> _Exercise description_:
Tally every line of the listing below that holds "JSON", then give the tally alone.

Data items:

►

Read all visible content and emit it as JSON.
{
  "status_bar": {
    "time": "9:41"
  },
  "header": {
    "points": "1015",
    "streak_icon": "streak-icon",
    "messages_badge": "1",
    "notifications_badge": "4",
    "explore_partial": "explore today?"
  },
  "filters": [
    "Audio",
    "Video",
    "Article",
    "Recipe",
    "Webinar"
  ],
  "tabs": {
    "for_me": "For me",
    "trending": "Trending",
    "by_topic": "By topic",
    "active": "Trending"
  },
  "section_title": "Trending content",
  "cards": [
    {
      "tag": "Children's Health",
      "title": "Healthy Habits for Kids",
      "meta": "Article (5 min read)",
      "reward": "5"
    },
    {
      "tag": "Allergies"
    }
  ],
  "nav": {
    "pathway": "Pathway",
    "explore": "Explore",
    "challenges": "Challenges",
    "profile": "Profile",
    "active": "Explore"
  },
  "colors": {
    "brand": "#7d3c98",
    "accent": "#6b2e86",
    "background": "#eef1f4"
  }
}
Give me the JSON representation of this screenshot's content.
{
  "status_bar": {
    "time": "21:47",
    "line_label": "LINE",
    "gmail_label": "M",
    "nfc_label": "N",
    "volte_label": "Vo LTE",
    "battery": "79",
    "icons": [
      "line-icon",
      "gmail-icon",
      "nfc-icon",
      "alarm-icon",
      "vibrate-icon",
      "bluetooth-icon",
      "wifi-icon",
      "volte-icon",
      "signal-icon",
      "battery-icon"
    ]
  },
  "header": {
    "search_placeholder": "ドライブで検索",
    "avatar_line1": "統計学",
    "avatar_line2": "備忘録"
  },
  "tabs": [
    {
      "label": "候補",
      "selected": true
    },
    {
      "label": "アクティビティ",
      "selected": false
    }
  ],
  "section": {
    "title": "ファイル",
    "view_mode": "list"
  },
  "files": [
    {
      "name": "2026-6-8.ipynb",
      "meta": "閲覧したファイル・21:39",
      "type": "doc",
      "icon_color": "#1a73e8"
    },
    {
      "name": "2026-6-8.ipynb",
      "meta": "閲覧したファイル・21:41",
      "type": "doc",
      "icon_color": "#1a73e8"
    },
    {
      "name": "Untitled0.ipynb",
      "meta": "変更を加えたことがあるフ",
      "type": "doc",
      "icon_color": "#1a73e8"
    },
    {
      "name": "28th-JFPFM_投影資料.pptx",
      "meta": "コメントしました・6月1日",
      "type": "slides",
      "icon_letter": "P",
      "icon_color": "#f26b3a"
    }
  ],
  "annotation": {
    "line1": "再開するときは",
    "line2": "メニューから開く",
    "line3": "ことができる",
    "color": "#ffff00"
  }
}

◄

> _Exercise output_:
2